Wherever a picture appears in the listing, leave it out, and copy the rest exactly.

--

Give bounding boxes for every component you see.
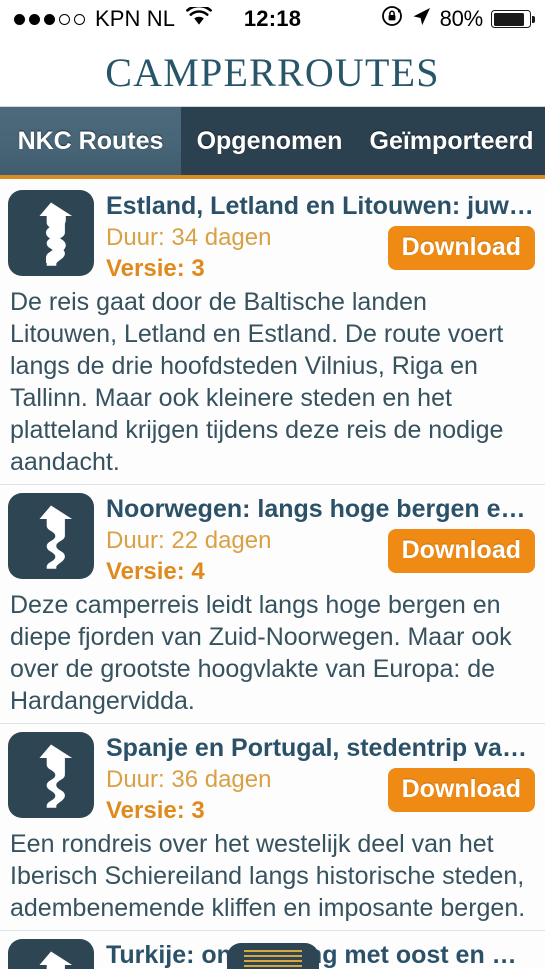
- list-item[interactable]: Noorwegen: langs hoge bergen en… Duur: 2…: [0, 485, 545, 724]
- page-title: CAMPERROUTES: [105, 49, 440, 95]
- battery-icon: [491, 10, 535, 28]
- drawer-handle-icon[interactable]: [226, 943, 319, 969]
- route-info: Turkije: ontmoeting met oost en west Duu…: [106, 939, 537, 969]
- battery-percent-label: 80%: [439, 6, 484, 31]
- download-button[interactable]: Download: [387, 529, 535, 573]
- route-title: Spanje en Portugal, stedentrip van…: [106, 734, 537, 762]
- route-info: Noorwegen: langs hoge bergen en… Duur: 2…: [106, 493, 537, 587]
- route-header: Noorwegen: langs hoge bergen en… Duur: 2…: [8, 493, 537, 587]
- app-header: CAMPERROUTES: [0, 38, 545, 107]
- wifi-icon: [186, 4, 212, 32]
- carrier-label: KPN NL: [95, 6, 176, 31]
- winding-road-arrow-icon: [8, 939, 94, 969]
- download-button[interactable]: Download: [387, 226, 535, 270]
- app-root: KPN NL 12:18 80% CAMPERROUTES NKC Routes…: [0, 0, 545, 969]
- route-title: Noorwegen: langs hoge bergen en…: [106, 495, 537, 523]
- route-list[interactable]: Estland, Letland en Litouwen: juwe… Duur…: [0, 182, 545, 969]
- tab-opgenomen[interactable]: Opgenomen: [181, 107, 358, 175]
- winding-road-arrow-icon: [8, 732, 94, 818]
- route-header: Spanje en Portugal, stedentrip van… Duur…: [8, 732, 537, 826]
- list-item[interactable]: Spanje en Portugal, stedentrip van… Duur…: [0, 724, 545, 931]
- tab-nkc-routes[interactable]: NKC Routes: [0, 107, 181, 175]
- route-description: De reis gaat door de Baltische landen Li…: [10, 288, 504, 476]
- tab-label: Opgenomen: [196, 126, 343, 155]
- route-title: Estland, Letland en Litouwen: juwe…: [106, 192, 537, 220]
- status-bar: KPN NL 12:18 80%: [0, 0, 545, 38]
- rotation-lock-icon: [381, 5, 403, 33]
- tab-bar: NKC Routes Opgenomen Geïmporteerd: [0, 107, 545, 179]
- tab-label: NKC Routes: [17, 126, 164, 155]
- route-info: Estland, Letland en Litouwen: juwe… Duur…: [106, 190, 537, 284]
- route-title: Turkije: ontmoeting met oost en west: [106, 941, 537, 969]
- winding-road-arrow-icon: [8, 493, 94, 579]
- winding-road-arrow-icon: [8, 190, 94, 276]
- tab-label: Geïmporteerd: [369, 126, 534, 155]
- route-description: Een rondreis over het westelijk deel van…: [10, 830, 526, 922]
- location-arrow-icon: [411, 6, 432, 33]
- route-header: Estland, Letland en Litouwen: juwe… Duur…: [8, 190, 537, 284]
- route-description: Deze camperreis leidt langs hoge bergen …: [10, 591, 512, 715]
- tab-geimporteerd[interactable]: Geïmporteerd: [358, 107, 545, 175]
- status-bar-left: KPN NL: [14, 4, 212, 32]
- route-info: Spanje en Portugal, stedentrip van… Duur…: [106, 732, 537, 826]
- list-item[interactable]: Estland, Letland en Litouwen: juwe… Duur…: [0, 182, 545, 485]
- download-button[interactable]: Download: [387, 768, 535, 812]
- signal-strength-icon: [14, 13, 85, 25]
- status-bar-right: 80%: [381, 5, 535, 33]
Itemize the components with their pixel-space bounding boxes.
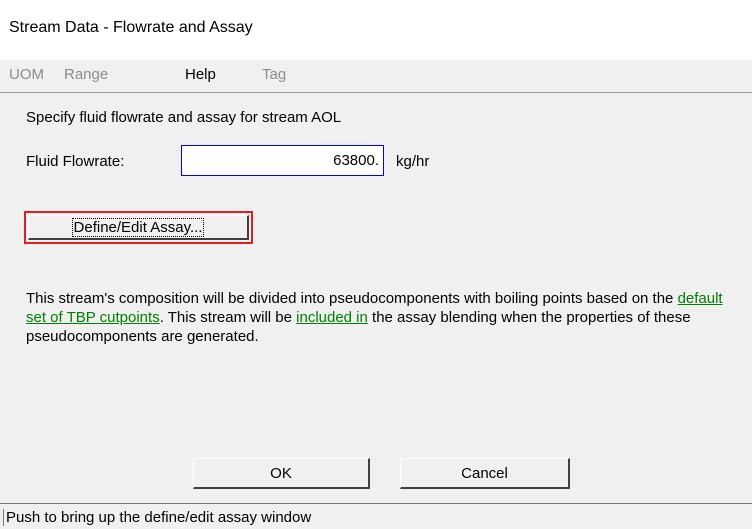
dialog-body: Specify fluid flowrate and assay for str… — [0, 93, 752, 498]
menu-uom[interactable]: UOM — [9, 66, 44, 83]
description-part2: . This stream will be — [159, 309, 297, 326]
flowrate-input[interactable] — [181, 145, 384, 176]
ok-button[interactable]: OK — [193, 458, 370, 489]
menu-tag[interactable]: Tag — [262, 66, 286, 83]
window-title: Stream Data - Flowrate and Assay — [9, 19, 253, 36]
title-bar: Stream Data - Flowrate and Assay — [0, 0, 752, 60]
included-in-link[interactable]: included in — [296, 309, 368, 326]
cancel-button[interactable]: Cancel — [400, 458, 570, 489]
define-edit-assay-button[interactable]: Define/Edit Assay... — [28, 215, 249, 240]
description-part1: This stream's composition will be divide… — [26, 290, 678, 307]
define-edit-assay-label: Define/Edit Assay... — [71, 217, 205, 237]
menu-bar: UOM Range Help Tag — [0, 60, 752, 93]
status-bar: Push to bring up the define/edit assay w… — [0, 503, 752, 529]
menu-help[interactable]: Help — [185, 66, 216, 83]
status-text: Push to bring up the define/edit assay w… — [3, 509, 311, 526]
define-button-highlight: Define/Edit Assay... — [24, 211, 253, 244]
flowrate-label: Fluid Flowrate: — [26, 153, 125, 170]
composition-description: This stream's composition will be divide… — [26, 289, 726, 346]
flowrate-unit: kg/hr — [396, 153, 430, 170]
dialog-window: Stream Data - Flowrate and Assay UOM Ran… — [0, 0, 752, 529]
menu-range[interactable]: Range — [64, 66, 108, 83]
instruction-text: Specify fluid flowrate and assay for str… — [26, 109, 342, 126]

--

→ **Your solution**
Give bounding boxes for every component you see.
- list-item[interactable]: Noorwegen: langs hoge bergen en… Duur: 2…: [0, 485, 545, 724]
- page-title: CAMPERROUTES: [105, 49, 440, 95]
- battery-icon: [491, 10, 535, 28]
- drawer-handle-icon[interactable]: [226, 943, 319, 969]
- route-info: Turkije: ontmoeting met oost en west Duu…: [106, 939, 537, 969]
- battery-percent-label: 80%: [439, 6, 484, 31]
- download-button[interactable]: Download: [387, 529, 535, 573]
- route-title: Spanje en Portugal, stedentrip van…: [106, 734, 537, 762]
- route-info: Noorwegen: langs hoge bergen en… Duur: 2…: [106, 493, 537, 587]
- route-header: Noorwegen: langs hoge bergen en… Duur: 2…: [8, 493, 537, 587]
- app-header: CAMPERROUTES: [0, 38, 545, 107]
- wifi-icon: [186, 4, 212, 32]
- carrier-label: KPN NL: [95, 6, 176, 31]
- winding-road-arrow-icon: [8, 939, 94, 969]
- download-button[interactable]: Download: [387, 226, 535, 270]
- app-root: KPN NL 12:18 80% CAMPERROUTES NKC Routes…: [0, 0, 545, 969]
- route-title: Noorwegen: langs hoge bergen en…: [106, 495, 537, 523]
- route-list[interactable]: Estland, Letland en Litouwen: juwe… Duur…: [0, 182, 545, 969]
- tab-opgenomen[interactable]: Opgenomen: [181, 107, 358, 175]
- winding-road-arrow-icon: [8, 732, 94, 818]
- route-header: Spanje en Portugal, stedentrip van… Duur…: [8, 732, 537, 826]
- list-item[interactable]: Spanje en Portugal, stedentrip van… Duur…: [0, 724, 545, 931]
- tab-nkc-routes[interactable]: NKC Routes: [0, 107, 181, 175]
- route-description: De reis gaat door de Baltische landen Li…: [10, 288, 504, 476]
- tab-label: Opgenomen: [196, 126, 343, 155]
- route-title: Estland, Letland en Litouwen: juwe…: [106, 192, 537, 220]
- status-bar: KPN NL 12:18 80%: [0, 0, 545, 38]
- rotation-lock-icon: [381, 5, 403, 33]
- tab-bar: NKC Routes Opgenomen Geïmporteerd: [0, 107, 545, 179]
- tab-label: NKC Routes: [17, 126, 164, 155]
- route-info: Estland, Letland en Litouwen: juwe… Duur…: [106, 190, 537, 284]
- route-title: Turkije: ontmoeting met oost en west: [106, 941, 537, 969]
- winding-road-arrow-icon: [8, 493, 94, 579]
- winding-road-arrow-icon: [8, 190, 94, 276]
- tab-label: Geïmporteerd: [369, 126, 534, 155]
- route-description: Een rondreis over het westelijk deel van…: [10, 830, 526, 922]
- location-arrow-icon: [411, 6, 432, 33]
- route-header: Estland, Letland en Litouwen: juwe… Duur…: [8, 190, 537, 284]
- route-description: Deze camperreis leidt langs hoge bergen …: [10, 591, 512, 715]
- tab-geimporteerd[interactable]: Geïmporteerd: [358, 107, 545, 175]
- status-bar-left: KPN NL: [14, 4, 212, 32]
- route-info: Spanje en Portugal, stedentrip van… Duur…: [106, 732, 537, 826]
- list-item[interactable]: Estland, Letland en Litouwen: juwe… Duur…: [0, 182, 545, 485]
- download-button[interactable]: Download: [387, 768, 535, 812]
- signal-strength-icon: [14, 13, 85, 25]
- status-bar-right: 80%: [381, 5, 535, 33]
Itemize the components with their pixel-space bounding boxes.
dialog-body: Specify fluid flowrate and assay for str… — [0, 93, 752, 498]
menu-uom[interactable]: UOM — [9, 66, 44, 83]
description-part2: . This stream will be — [159, 309, 297, 326]
flowrate-input[interactable] — [181, 145, 384, 176]
ok-button[interactable]: OK — [193, 458, 370, 489]
menu-tag[interactable]: Tag — [262, 66, 286, 83]
window-title: Stream Data - Flowrate and Assay — [9, 19, 253, 36]
title-bar: Stream Data - Flowrate and Assay — [0, 0, 752, 60]
included-in-link[interactable]: included in — [296, 309, 368, 326]
cancel-button[interactable]: Cancel — [400, 458, 570, 489]
define-edit-assay-button[interactable]: Define/Edit Assay... — [28, 215, 249, 240]
description-part1: This stream's composition will be divide… — [26, 290, 678, 307]
define-edit-assay-label: Define/Edit Assay... — [71, 217, 205, 237]
menu-bar: UOM Range Help Tag — [0, 60, 752, 93]
status-bar: Push to bring up the define/edit assay w… — [0, 503, 752, 529]
menu-help[interactable]: Help — [185, 66, 216, 83]
status-text: Push to bring up the define/edit assay w… — [3, 509, 311, 526]
define-button-highlight: Define/Edit Assay... — [24, 211, 253, 244]
flowrate-label: Fluid Flowrate: — [26, 153, 125, 170]
composition-description: This stream's composition will be divide… — [26, 289, 726, 346]
flowrate-unit: kg/hr — [396, 153, 430, 170]
dialog-window: Stream Data - Flowrate and Assay UOM Ran… — [0, 0, 752, 529]
menu-range[interactable]: Range — [64, 66, 108, 83]
instruction-text: Specify fluid flowrate and assay for str… — [26, 109, 342, 126]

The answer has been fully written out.